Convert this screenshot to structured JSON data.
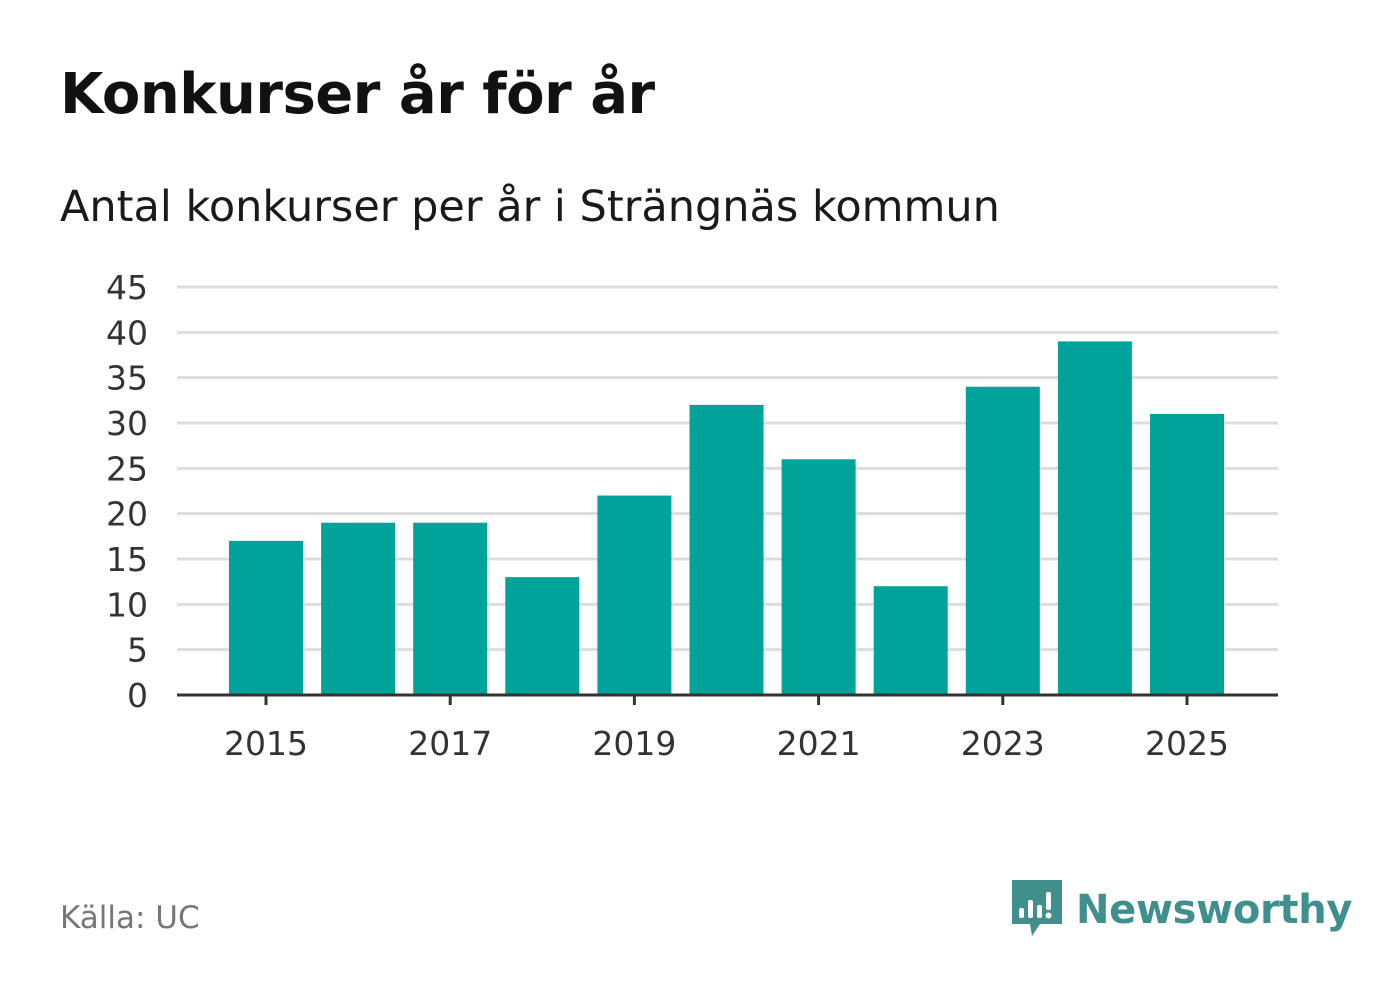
{
  "header": {
    "title": "Konkurser år för år",
    "subtitle": "Antal konkurser per år i Strängnäs kommun"
  },
  "footer": {
    "source": "Källa: UC",
    "brand": "Newsworthy"
  },
  "colors": {
    "bar": "#00a39a",
    "grid": "#dddddd",
    "axis": "#333333",
    "brand": "#3f8f8c"
  },
  "icons": {
    "brand_logo": "newsworthy-logo-icon"
  },
  "chart_data": {
    "type": "bar",
    "title": "Konkurser år för år",
    "subtitle": "Antal konkurser per år i Strängnäs kommun",
    "xlabel": "",
    "ylabel": "",
    "categories": [
      "2015",
      "2016",
      "2017",
      "2018",
      "2019",
      "2020",
      "2021",
      "2022",
      "2023",
      "2024",
      "2025"
    ],
    "x_tick_labels": [
      "2015",
      "2017",
      "2019",
      "2021",
      "2023",
      "2025"
    ],
    "values": [
      17,
      19,
      19,
      13,
      22,
      32,
      26,
      12,
      34,
      39,
      31
    ],
    "ylim": [
      0,
      45
    ],
    "y_ticks": [
      0,
      5,
      10,
      15,
      20,
      25,
      30,
      35,
      40,
      45
    ],
    "grid": true,
    "legend": "none"
  }
}
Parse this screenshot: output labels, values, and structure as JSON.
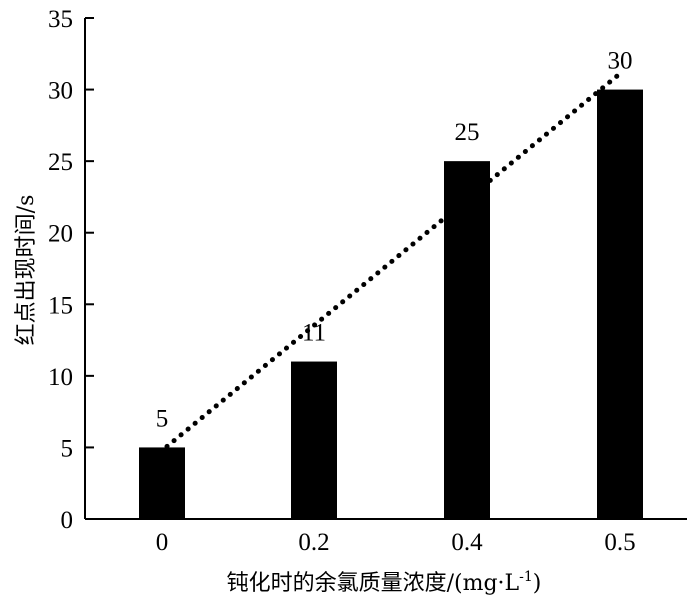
{
  "chart_data": {
    "type": "bar",
    "categories": [
      "0",
      "0.2",
      "0.4",
      "0.5"
    ],
    "values": [
      5,
      11,
      25,
      30
    ],
    "data_labels": [
      "5",
      "11",
      "25",
      "30"
    ],
    "title": "",
    "xlabel": "钝化时的余氯质量浓度/(mg·L",
    "xlabel_sup": "-1",
    "xlabel_tail": ")",
    "ylabel": "红点出现时间/s",
    "ylim": [
      0,
      35
    ],
    "yticks": [
      0,
      5,
      10,
      15,
      20,
      25,
      30,
      35
    ],
    "grid": false,
    "legend": "none",
    "trendline": "dotted linear",
    "bar_color": "#000000"
  }
}
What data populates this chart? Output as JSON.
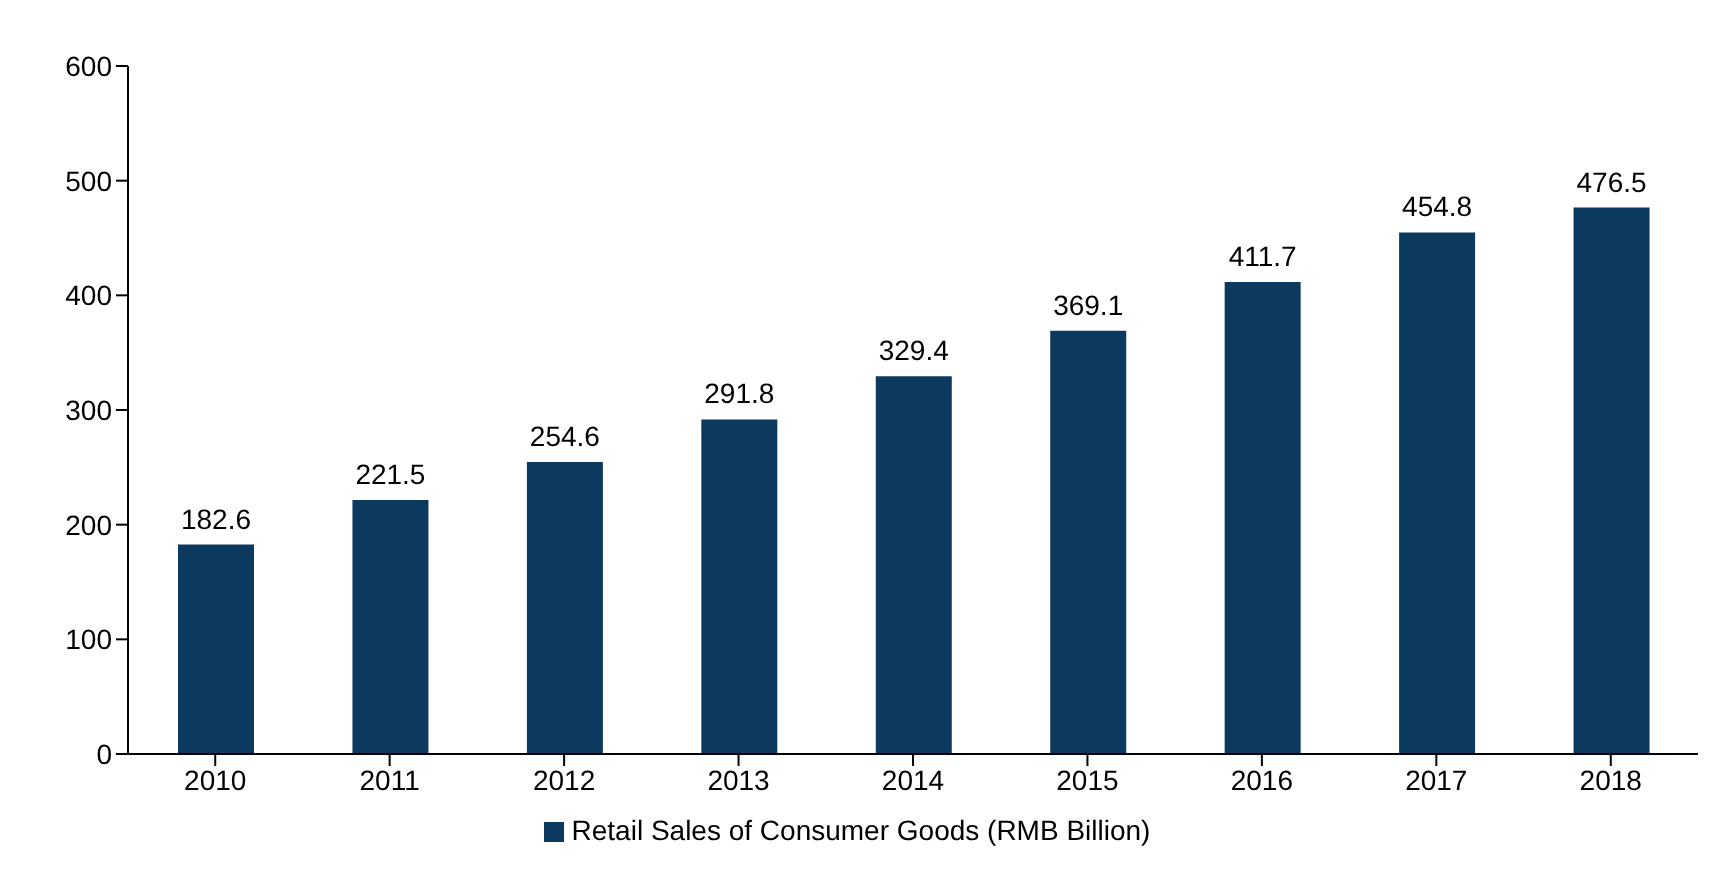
{
  "chart_data": {
    "type": "bar",
    "categories": [
      "2010",
      "2011",
      "2012",
      "2013",
      "2014",
      "2015",
      "2016",
      "2017",
      "2018"
    ],
    "series": [
      {
        "name": "Retail Sales of Consumer Goods (RMB Billion)",
        "color": "#0c3a5f",
        "values": [
          182.6,
          221.5,
          254.6,
          291.8,
          329.4,
          369.1,
          411.7,
          454.8,
          476.5
        ]
      }
    ],
    "ylim": [
      0,
      600
    ],
    "yticks": [
      0,
      100,
      200,
      300,
      400,
      500,
      600
    ],
    "data_labels": true,
    "grid": false,
    "legend": "bottom"
  }
}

__Written problem__.
Which lines of the data above contain "Antal"? Copy each one.

__The response__.
    "subtitle": "Antal konkurser per år i Strängnäs kommun"
    "subtitle": "Antal konkurser per år i Strängnäs kommun",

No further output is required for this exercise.